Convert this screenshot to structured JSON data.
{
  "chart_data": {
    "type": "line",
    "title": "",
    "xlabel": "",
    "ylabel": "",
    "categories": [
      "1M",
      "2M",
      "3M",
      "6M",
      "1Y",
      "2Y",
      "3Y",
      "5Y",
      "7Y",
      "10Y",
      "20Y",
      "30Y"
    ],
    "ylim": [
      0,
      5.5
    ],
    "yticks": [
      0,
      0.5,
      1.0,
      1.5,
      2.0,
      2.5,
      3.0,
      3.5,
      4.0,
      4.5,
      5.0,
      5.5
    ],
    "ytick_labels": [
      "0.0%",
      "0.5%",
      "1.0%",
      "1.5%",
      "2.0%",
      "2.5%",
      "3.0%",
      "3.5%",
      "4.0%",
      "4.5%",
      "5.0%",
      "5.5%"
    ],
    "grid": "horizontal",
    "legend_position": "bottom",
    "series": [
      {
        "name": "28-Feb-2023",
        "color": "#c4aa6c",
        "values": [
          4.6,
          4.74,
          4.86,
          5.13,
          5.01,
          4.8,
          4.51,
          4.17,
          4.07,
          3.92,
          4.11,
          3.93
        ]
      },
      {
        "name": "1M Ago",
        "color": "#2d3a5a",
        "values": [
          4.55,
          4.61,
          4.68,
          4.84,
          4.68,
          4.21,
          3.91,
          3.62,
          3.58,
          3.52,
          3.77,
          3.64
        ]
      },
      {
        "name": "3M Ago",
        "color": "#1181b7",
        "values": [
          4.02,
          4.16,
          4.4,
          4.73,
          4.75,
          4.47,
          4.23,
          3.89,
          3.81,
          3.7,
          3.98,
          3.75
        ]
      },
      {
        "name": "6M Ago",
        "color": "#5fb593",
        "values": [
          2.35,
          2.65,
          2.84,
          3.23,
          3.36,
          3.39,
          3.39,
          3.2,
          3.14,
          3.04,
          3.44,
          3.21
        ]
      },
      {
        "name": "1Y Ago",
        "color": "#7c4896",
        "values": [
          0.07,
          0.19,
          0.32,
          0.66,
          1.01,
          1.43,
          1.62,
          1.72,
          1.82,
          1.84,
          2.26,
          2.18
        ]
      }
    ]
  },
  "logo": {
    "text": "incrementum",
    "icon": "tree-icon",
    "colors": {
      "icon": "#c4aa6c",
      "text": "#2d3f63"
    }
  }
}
****************
All the entries above need to be reproduced exactly.

| SOLUTION TO THE EXERCISE |
Convert this screenshot to structured JSON data.
{
  "chart_data": {
    "type": "line",
    "title": "",
    "xlabel": "",
    "ylabel": "",
    "categories": [
      "1M",
      "2M",
      "3M",
      "6M",
      "1Y",
      "2Y",
      "3Y",
      "5Y",
      "7Y",
      "10Y",
      "20Y",
      "30Y"
    ],
    "ylim": [
      0,
      5.5
    ],
    "yticks": [
      0,
      0.5,
      1.0,
      1.5,
      2.0,
      2.5,
      3.0,
      3.5,
      4.0,
      4.5,
      5.0,
      5.5
    ],
    "ytick_labels": [
      "0.0%",
      "0.5%",
      "1.0%",
      "1.5%",
      "2.0%",
      "2.5%",
      "3.0%",
      "3.5%",
      "4.0%",
      "4.5%",
      "5.0%",
      "5.5%"
    ],
    "grid": "horizontal",
    "legend_position": "bottom",
    "series": [
      {
        "name": "28-Feb-2023",
        "color": "#c4aa6c",
        "values": [
          4.6,
          4.74,
          4.86,
          5.13,
          5.01,
          4.8,
          4.51,
          4.17,
          4.07,
          3.92,
          4.11,
          3.93
        ]
      },
      {
        "name": "1M Ago",
        "color": "#2d3a5a",
        "values": [
          4.55,
          4.61,
          4.68,
          4.84,
          4.68,
          4.21,
          3.91,
          3.62,
          3.58,
          3.52,
          3.77,
          3.64
        ]
      },
      {
        "name": "3M Ago",
        "color": "#1181b7",
        "values": [
          4.02,
          4.16,
          4.4,
          4.73,
          4.75,
          4.47,
          4.23,
          3.89,
          3.81,
          3.7,
          3.98,
          3.75
        ]
      },
      {
        "name": "6M Ago",
        "color": "#5fb593",
        "values": [
          2.35,
          2.65,
          2.84,
          3.23,
          3.36,
          3.39,
          3.39,
          3.2,
          3.14,
          3.04,
          3.44,
          3.21
        ]
      },
      {
        "name": "1Y Ago",
        "color": "#7c4896",
        "values": [
          0.07,
          0.19,
          0.32,
          0.66,
          1.01,
          1.43,
          1.62,
          1.72,
          1.82,
          1.84,
          2.26,
          2.18
        ]
      }
    ]
  },
  "logo": {
    "text": "incrementum",
    "icon": "tree-icon",
    "colors": {
      "icon": "#c4aa6c",
      "text": "#2d3f63"
    }
  }
}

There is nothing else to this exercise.